→ **WHAT NEEDS TO BE DONE**
Extract every line of the material below and reproduce it faithfully.

→ **DATA FOR PROCESSING**
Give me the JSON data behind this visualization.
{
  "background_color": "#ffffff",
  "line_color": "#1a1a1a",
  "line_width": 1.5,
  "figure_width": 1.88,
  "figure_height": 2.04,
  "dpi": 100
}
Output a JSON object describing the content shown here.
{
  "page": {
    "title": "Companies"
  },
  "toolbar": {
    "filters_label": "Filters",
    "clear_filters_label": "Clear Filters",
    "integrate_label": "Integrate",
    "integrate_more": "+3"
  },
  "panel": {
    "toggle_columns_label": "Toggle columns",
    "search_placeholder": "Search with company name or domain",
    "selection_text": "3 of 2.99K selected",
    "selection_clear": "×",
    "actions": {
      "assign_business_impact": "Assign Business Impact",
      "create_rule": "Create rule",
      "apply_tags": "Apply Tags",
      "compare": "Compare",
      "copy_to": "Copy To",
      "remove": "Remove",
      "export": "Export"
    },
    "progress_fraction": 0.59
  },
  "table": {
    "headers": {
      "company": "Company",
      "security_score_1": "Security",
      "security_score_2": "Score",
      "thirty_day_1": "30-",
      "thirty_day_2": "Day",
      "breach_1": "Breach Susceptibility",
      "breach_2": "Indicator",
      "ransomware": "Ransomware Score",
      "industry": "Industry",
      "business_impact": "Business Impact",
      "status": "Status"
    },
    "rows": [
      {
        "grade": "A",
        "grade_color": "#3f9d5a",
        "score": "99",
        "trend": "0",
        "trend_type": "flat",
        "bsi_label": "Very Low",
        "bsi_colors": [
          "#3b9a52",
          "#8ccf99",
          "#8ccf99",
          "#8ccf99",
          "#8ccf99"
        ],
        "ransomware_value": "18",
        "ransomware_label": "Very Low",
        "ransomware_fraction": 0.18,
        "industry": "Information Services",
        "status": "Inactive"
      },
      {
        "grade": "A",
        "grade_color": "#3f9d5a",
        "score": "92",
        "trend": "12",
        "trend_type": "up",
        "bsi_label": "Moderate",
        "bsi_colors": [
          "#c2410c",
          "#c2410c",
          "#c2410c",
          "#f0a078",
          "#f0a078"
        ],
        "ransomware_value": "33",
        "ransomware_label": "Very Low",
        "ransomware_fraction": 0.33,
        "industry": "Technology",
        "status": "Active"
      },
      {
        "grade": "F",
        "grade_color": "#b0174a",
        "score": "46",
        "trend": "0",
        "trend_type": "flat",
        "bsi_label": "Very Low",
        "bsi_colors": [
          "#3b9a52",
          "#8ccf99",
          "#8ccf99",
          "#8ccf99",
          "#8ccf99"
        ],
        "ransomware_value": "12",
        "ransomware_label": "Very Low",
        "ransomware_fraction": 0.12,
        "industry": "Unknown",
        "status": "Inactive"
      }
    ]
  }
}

→ **EXERCISE RESPONSE**
Give me the JSON data behind this visualization.
{
  "background_color": "#ffffff",
  "line_color": "#1a1a1a",
  "line_width": 1.5,
  "figure_width": 1.88,
  "figure_height": 2.04,
  "dpi": 100
}
Output a JSON object describing the content shown here.
{
  "page": {
    "title": "Companies"
  },
  "toolbar": {
    "filters_label": "Filters",
    "clear_filters_label": "Clear Filters",
    "integrate_label": "Integrate",
    "integrate_more": "+3"
  },
  "panel": {
    "toggle_columns_label": "Toggle columns",
    "search_placeholder": "Search with company name or domain",
    "selection_text": "3 of 2.99K selected",
    "selection_clear": "×",
    "actions": {
      "assign_business_impact": "Assign Business Impact",
      "create_rule": "Create rule",
      "apply_tags": "Apply Tags",
      "compare": "Compare",
      "copy_to": "Copy To",
      "remove": "Remove",
      "export": "Export"
    },
    "progress_fraction": 0.59
  },
  "table": {
    "headers": {
      "company": "Company",
      "security_score_1": "Security",
      "security_score_2": "Score",
      "thirty_day_1": "30-",
      "thirty_day_2": "Day",
      "breach_1": "Breach Susceptibility",
      "breach_2": "Indicator",
      "ransomware": "Ransomware Score",
      "industry": "Industry",
      "business_impact": "Business Impact",
      "status": "Status"
    },
    "rows": [
      {
        "grade": "A",
        "grade_color": "#3f9d5a",
        "score": "99",
        "trend": "0",
        "trend_type": "flat",
        "bsi_label": "Very Low",
        "bsi_colors": [
          "#3b9a52",
          "#8ccf99",
          "#8ccf99",
          "#8ccf99",
          "#8ccf99"
        ],
        "ransomware_value": "18",
        "ransomware_label": "Very Low",
        "ransomware_fraction": 0.18,
        "industry": "Information Services",
        "status": "Inactive"
      },
      {
        "grade": "A",
        "grade_color": "#3f9d5a",
        "score": "92",
        "trend": "12",
        "trend_type": "up",
        "bsi_label": "Moderate",
        "bsi_colors": [
          "#c2410c",
          "#c2410c",
          "#c2410c",
          "#f0a078",
          "#f0a078"
        ],
        "ransomware_value": "33",
        "ransomware_label": "Very Low",
        "ransomware_fraction": 0.33,
        "industry": "Technology",
        "status": "Active"
      },
      {
        "grade": "F",
        "grade_color": "#b0174a",
        "score": "46",
        "trend": "0",
        "trend_type": "flat",
        "bsi_label": "Very Low",
        "bsi_colors": [
          "#3b9a52",
          "#8ccf99",
          "#8ccf99",
          "#8ccf99",
          "#8ccf99"
        ],
        "ransomware_value": "12",
        "ransomware_label": "Very Low",
        "ransomware_fraction": 0.12,
        "industry": "Unknown",
        "status": "Inactive"
      }
    ]
  }
}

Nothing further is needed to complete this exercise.